▶ YOUR GOAL: Print out the material that follows word for word.

▶ EXERCISE INPUT:
'''
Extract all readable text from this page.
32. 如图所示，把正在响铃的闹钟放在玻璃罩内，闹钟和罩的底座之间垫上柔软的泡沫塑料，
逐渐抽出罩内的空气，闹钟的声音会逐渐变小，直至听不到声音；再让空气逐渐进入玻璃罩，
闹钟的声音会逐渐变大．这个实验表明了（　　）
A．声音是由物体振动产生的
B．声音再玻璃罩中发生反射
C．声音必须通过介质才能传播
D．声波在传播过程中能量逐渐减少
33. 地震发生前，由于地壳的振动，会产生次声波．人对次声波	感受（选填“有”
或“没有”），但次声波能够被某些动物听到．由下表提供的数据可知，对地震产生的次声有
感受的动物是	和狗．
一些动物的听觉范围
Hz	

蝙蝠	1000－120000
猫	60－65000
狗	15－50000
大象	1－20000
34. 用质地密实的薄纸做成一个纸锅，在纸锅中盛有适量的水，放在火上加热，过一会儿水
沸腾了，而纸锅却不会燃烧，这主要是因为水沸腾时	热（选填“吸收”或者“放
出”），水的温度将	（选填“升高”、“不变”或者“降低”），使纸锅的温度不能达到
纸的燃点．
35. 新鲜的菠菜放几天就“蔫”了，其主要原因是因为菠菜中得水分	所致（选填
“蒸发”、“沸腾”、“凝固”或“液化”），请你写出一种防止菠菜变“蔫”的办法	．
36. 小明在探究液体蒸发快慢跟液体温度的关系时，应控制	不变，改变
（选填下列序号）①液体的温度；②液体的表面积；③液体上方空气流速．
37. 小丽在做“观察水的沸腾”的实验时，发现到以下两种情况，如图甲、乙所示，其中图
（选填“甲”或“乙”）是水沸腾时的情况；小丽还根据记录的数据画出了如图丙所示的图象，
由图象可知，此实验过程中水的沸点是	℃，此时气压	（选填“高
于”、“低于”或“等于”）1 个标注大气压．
'''
▶ RESPONSE BELOW:
Extract all readable text from this page.
32. 如图所示，把正在响铃的闹钟放在玻璃罩内，闹钟和罩的底座之间垫上柔软的泡沫塑料，
逐渐抽出罩内的空气，闹钟的声音会逐渐变小，直至听不到声音；再让空气逐渐进入玻璃罩，
闹钟的声音会逐渐变大．这个实验表明了（　　）
A．声音是由物体振动产生的
B．声音再玻璃罩中发生反射
C．声音必须通过介质才能传播
D．声波在传播过程中能量逐渐减少
33. 地震发生前，由于地壳的振动，会产生次声波．人对次声波	感受（选填“有”
或“没有”），但次声波能够被某些动物听到．由下表提供的数据可知，对地震产生的次声有
感受的动物是	和狗．
一些动物的听觉范围
Hz	

蝙蝠	1000－120000
猫	60－65000
狗	15－50000
大象	1－20000
34. 用质地密实的薄纸做成一个纸锅，在纸锅中盛有适量的水，放在火上加热，过一会儿水
沸腾了，而纸锅却不会燃烧，这主要是因为水沸腾时	热（选填“吸收”或者“放
出”），水的温度将	（选填“升高”、“不变”或者“降低”），使纸锅的温度不能达到
纸的燃点．
35. 新鲜的菠菜放几天就“蔫”了，其主要原因是因为菠菜中得水分	所致（选填
“蒸发”、“沸腾”、“凝固”或“液化”），请你写出一种防止菠菜变“蔫”的办法	．
36. 小明在探究液体蒸发快慢跟液体温度的关系时，应控制	不变，改变
（选填下列序号）①液体的温度；②液体的表面积；③液体上方空气流速．
37. 小丽在做“观察水的沸腾”的实验时，发现到以下两种情况，如图甲、乙所示，其中图
（选填“甲”或“乙”）是水沸腾时的情况；小丽还根据记录的数据画出了如图丙所示的图象，
由图象可知，此实验过程中水的沸点是	℃，此时气压	（选填“高
于”、“低于”或“等于”）1 个标注大气压．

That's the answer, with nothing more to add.